Transcribe each entry below exactly. Pictures do not go in the copy.

━━━━━ Extracted data

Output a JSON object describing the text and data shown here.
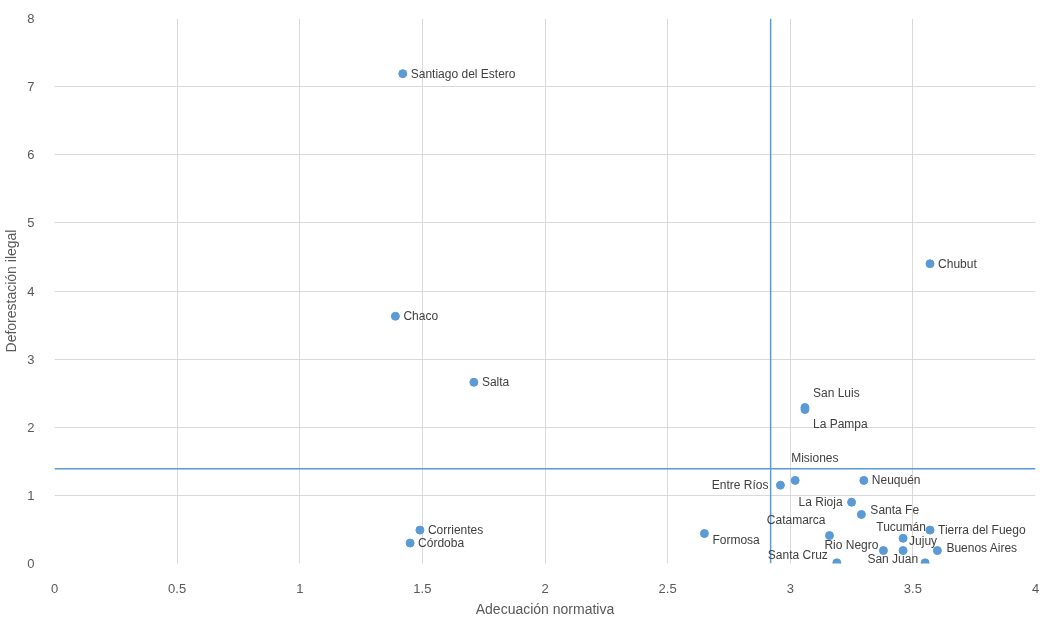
{
  "chart_data": {
    "type": "scatter",
    "xlabel": "Adecuación normativa",
    "ylabel": "Deforestación ilegal",
    "xlim": [
      0,
      4
    ],
    "xticks": [
      0,
      0.5,
      1,
      1.5,
      2,
      2.5,
      3,
      3.5,
      4
    ],
    "ylim": [
      0,
      8
    ],
    "yticks": [
      0,
      1,
      2,
      3,
      4,
      5,
      6,
      7,
      8
    ],
    "grid": true,
    "marker": "circle",
    "ref_lines": [
      {
        "axis": "x",
        "value": 2.92,
        "color": "#5b9bd5"
      },
      {
        "axis": "y",
        "value": 1.39,
        "color": "#5b9bd5"
      }
    ],
    "series": [
      {
        "name": "Santiago del Estero",
        "color": "#5b9bd5",
        "x": [
          1.42
        ],
        "values": [
          7.19
        ]
      },
      {
        "name": "Chaco",
        "color": "#5b9bd5",
        "x": [
          1.39
        ],
        "values": [
          3.63
        ]
      },
      {
        "name": "Salta",
        "color": "#5b9bd5",
        "x": [
          1.71
        ],
        "values": [
          2.66
        ]
      },
      {
        "name": "Corrientes",
        "color": "#5b9bd5",
        "x": [
          1.49
        ],
        "values": [
          0.49
        ]
      },
      {
        "name": "Córdoba",
        "color": "#5b9bd5",
        "x": [
          1.45
        ],
        "values": [
          0.3
        ]
      },
      {
        "name": "Formosa",
        "color": "#5b9bd5",
        "x": [
          2.65
        ],
        "values": [
          0.44
        ]
      },
      {
        "name": "Chubut",
        "color": "#5b9bd5",
        "x": [
          3.57
        ],
        "values": [
          4.4
        ]
      },
      {
        "name": "San Luis",
        "color": "#5b9bd5",
        "x": [
          3.06
        ],
        "values": [
          2.29
        ]
      },
      {
        "name": "La Pampa",
        "color": "#5b9bd5",
        "x": [
          3.06
        ],
        "values": [
          2.26
        ]
      },
      {
        "name": "Misiones",
        "color": "#5b9bd5",
        "x": [
          3.02
        ],
        "values": [
          1.22
        ]
      },
      {
        "name": "Entre Ríos",
        "color": "#5b9bd5",
        "x": [
          2.96
        ],
        "values": [
          1.15
        ]
      },
      {
        "name": "Neuquén",
        "color": "#5b9bd5",
        "x": [
          3.3
        ],
        "values": [
          1.22
        ]
      },
      {
        "name": "La Rioja",
        "color": "#5b9bd5",
        "x": [
          3.25
        ],
        "values": [
          0.9
        ]
      },
      {
        "name": "Santa Fe",
        "color": "#5b9bd5",
        "x": [
          3.29
        ],
        "values": [
          0.72
        ]
      },
      {
        "name": "Catamarca",
        "color": "#5b9bd5",
        "x": [
          3.16
        ],
        "values": [
          0.41
        ]
      },
      {
        "name": "Tierra del Fuego",
        "color": "#5b9bd5",
        "x": [
          3.57
        ],
        "values": [
          0.49
        ]
      },
      {
        "name": "Tucumán",
        "color": "#5b9bd5",
        "x": [
          3.46
        ],
        "values": [
          0.37
        ]
      },
      {
        "name": "Jujuy",
        "color": "#5b9bd5",
        "x": [
          3.46
        ],
        "values": [
          0.19
        ]
      },
      {
        "name": "Buenos Aires",
        "color": "#5b9bd5",
        "x": [
          3.6
        ],
        "values": [
          0.19
        ]
      },
      {
        "name": "Rio Negro",
        "color": "#5b9bd5",
        "x": [
          3.38
        ],
        "values": [
          0.19
        ]
      },
      {
        "name": "Santa Cruz",
        "color": "#5b9bd5",
        "x": [
          3.19
        ],
        "values": [
          0.01
        ]
      },
      {
        "name": "San Juan",
        "color": "#5b9bd5",
        "x": [
          3.55
        ],
        "values": [
          0.01
        ]
      }
    ]
  }
}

━━━━━━━━━━

(Finished task)
Output a JSON object describing the text and data shown here.
{
  "chart_data": {
    "type": "scatter",
    "xlabel": "Adecuación normativa",
    "ylabel": "Deforestación ilegal",
    "xlim": [
      0,
      4
    ],
    "xticks": [
      0,
      0.5,
      1,
      1.5,
      2,
      2.5,
      3,
      3.5,
      4
    ],
    "ylim": [
      0,
      8
    ],
    "yticks": [
      0,
      1,
      2,
      3,
      4,
      5,
      6,
      7,
      8
    ],
    "grid": true,
    "marker": "circle",
    "ref_lines": [
      {
        "axis": "x",
        "value": 2.92,
        "color": "#5b9bd5"
      },
      {
        "axis": "y",
        "value": 1.39,
        "color": "#5b9bd5"
      }
    ],
    "series": [
      {
        "name": "Santiago del Estero",
        "color": "#5b9bd5",
        "x": [
          1.42
        ],
        "values": [
          7.19
        ]
      },
      {
        "name": "Chaco",
        "color": "#5b9bd5",
        "x": [
          1.39
        ],
        "values": [
          3.63
        ]
      },
      {
        "name": "Salta",
        "color": "#5b9bd5",
        "x": [
          1.71
        ],
        "values": [
          2.66
        ]
      },
      {
        "name": "Corrientes",
        "color": "#5b9bd5",
        "x": [
          1.49
        ],
        "values": [
          0.49
        ]
      },
      {
        "name": "Córdoba",
        "color": "#5b9bd5",
        "x": [
          1.45
        ],
        "values": [
          0.3
        ]
      },
      {
        "name": "Formosa",
        "color": "#5b9bd5",
        "x": [
          2.65
        ],
        "values": [
          0.44
        ]
      },
      {
        "name": "Chubut",
        "color": "#5b9bd5",
        "x": [
          3.57
        ],
        "values": [
          4.4
        ]
      },
      {
        "name": "San Luis",
        "color": "#5b9bd5",
        "x": [
          3.06
        ],
        "values": [
          2.29
        ]
      },
      {
        "name": "La Pampa",
        "color": "#5b9bd5",
        "x": [
          3.06
        ],
        "values": [
          2.26
        ]
      },
      {
        "name": "Misiones",
        "color": "#5b9bd5",
        "x": [
          3.02
        ],
        "values": [
          1.22
        ]
      },
      {
        "name": "Entre Ríos",
        "color": "#5b9bd5",
        "x": [
          2.96
        ],
        "values": [
          1.15
        ]
      },
      {
        "name": "Neuquén",
        "color": "#5b9bd5",
        "x": [
          3.3
        ],
        "values": [
          1.22
        ]
      },
      {
        "name": "La Rioja",
        "color": "#5b9bd5",
        "x": [
          3.25
        ],
        "values": [
          0.9
        ]
      },
      {
        "name": "Santa Fe",
        "color": "#5b9bd5",
        "x": [
          3.29
        ],
        "values": [
          0.72
        ]
      },
      {
        "name": "Catamarca",
        "color": "#5b9bd5",
        "x": [
          3.16
        ],
        "values": [
          0.41
        ]
      },
      {
        "name": "Tierra del Fuego",
        "color": "#5b9bd5",
        "x": [
          3.57
        ],
        "values": [
          0.49
        ]
      },
      {
        "name": "Tucumán",
        "color": "#5b9bd5",
        "x": [
          3.46
        ],
        "values": [
          0.37
        ]
      },
      {
        "name": "Jujuy",
        "color": "#5b9bd5",
        "x": [
          3.46
        ],
        "values": [
          0.19
        ]
      },
      {
        "name": "Buenos Aires",
        "color": "#5b9bd5",
        "x": [
          3.6
        ],
        "values": [
          0.19
        ]
      },
      {
        "name": "Rio Negro",
        "color": "#5b9bd5",
        "x": [
          3.38
        ],
        "values": [
          0.19
        ]
      },
      {
        "name": "Santa Cruz",
        "color": "#5b9bd5",
        "x": [
          3.19
        ],
        "values": [
          0.01
        ]
      },
      {
        "name": "San Juan",
        "color": "#5b9bd5",
        "x": [
          3.55
        ],
        "values": [
          0.01
        ]
      }
    ]
  }
}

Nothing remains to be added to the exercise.